- _Data shown_
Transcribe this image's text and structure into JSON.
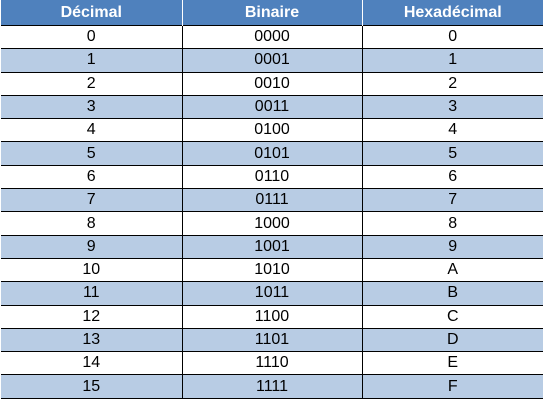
{
  "headers": [
    "Décimal",
    "Binaire",
    "Hexadécimal"
  ],
  "rows": [
    [
      "0",
      "0000",
      "0"
    ],
    [
      "1",
      "0001",
      "1"
    ],
    [
      "2",
      "0010",
      "2"
    ],
    [
      "3",
      "0011",
      "3"
    ],
    [
      "4",
      "0100",
      "4"
    ],
    [
      "5",
      "0101",
      "5"
    ],
    [
      "6",
      "0110",
      "6"
    ],
    [
      "7",
      "0111",
      "7"
    ],
    [
      "8",
      "1000",
      "8"
    ],
    [
      "9",
      "1001",
      "9"
    ],
    [
      "10",
      "1010",
      "A"
    ],
    [
      "11",
      "1011",
      "B"
    ],
    [
      "12",
      "1100",
      "C"
    ],
    [
      "13",
      "1101",
      "D"
    ],
    [
      "14",
      "1110",
      "E"
    ],
    [
      "15",
      "1111",
      "F"
    ]
  ],
  "colors": {
    "header_bg": "#4f81bd",
    "stripe_bg": "#b8cce4",
    "row_bg": "#ffffff"
  }
}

- _What the exercise asks_
Reproduce the listing exactly. Leave its pictures out.

- _Written response_
Transcribe this image's text and structure into JSON.
{
  "headers": [
    "Décimal",
    "Binaire",
    "Hexadécimal"
  ],
  "rows": [
    [
      "0",
      "0000",
      "0"
    ],
    [
      "1",
      "0001",
      "1"
    ],
    [
      "2",
      "0010",
      "2"
    ],
    [
      "3",
      "0011",
      "3"
    ],
    [
      "4",
      "0100",
      "4"
    ],
    [
      "5",
      "0101",
      "5"
    ],
    [
      "6",
      "0110",
      "6"
    ],
    [
      "7",
      "0111",
      "7"
    ],
    [
      "8",
      "1000",
      "8"
    ],
    [
      "9",
      "1001",
      "9"
    ],
    [
      "10",
      "1010",
      "A"
    ],
    [
      "11",
      "1011",
      "B"
    ],
    [
      "12",
      "1100",
      "C"
    ],
    [
      "13",
      "1101",
      "D"
    ],
    [
      "14",
      "1110",
      "E"
    ],
    [
      "15",
      "1111",
      "F"
    ]
  ],
  "colors": {
    "header_bg": "#4f81bd",
    "stripe_bg": "#b8cce4",
    "row_bg": "#ffffff"
  }
}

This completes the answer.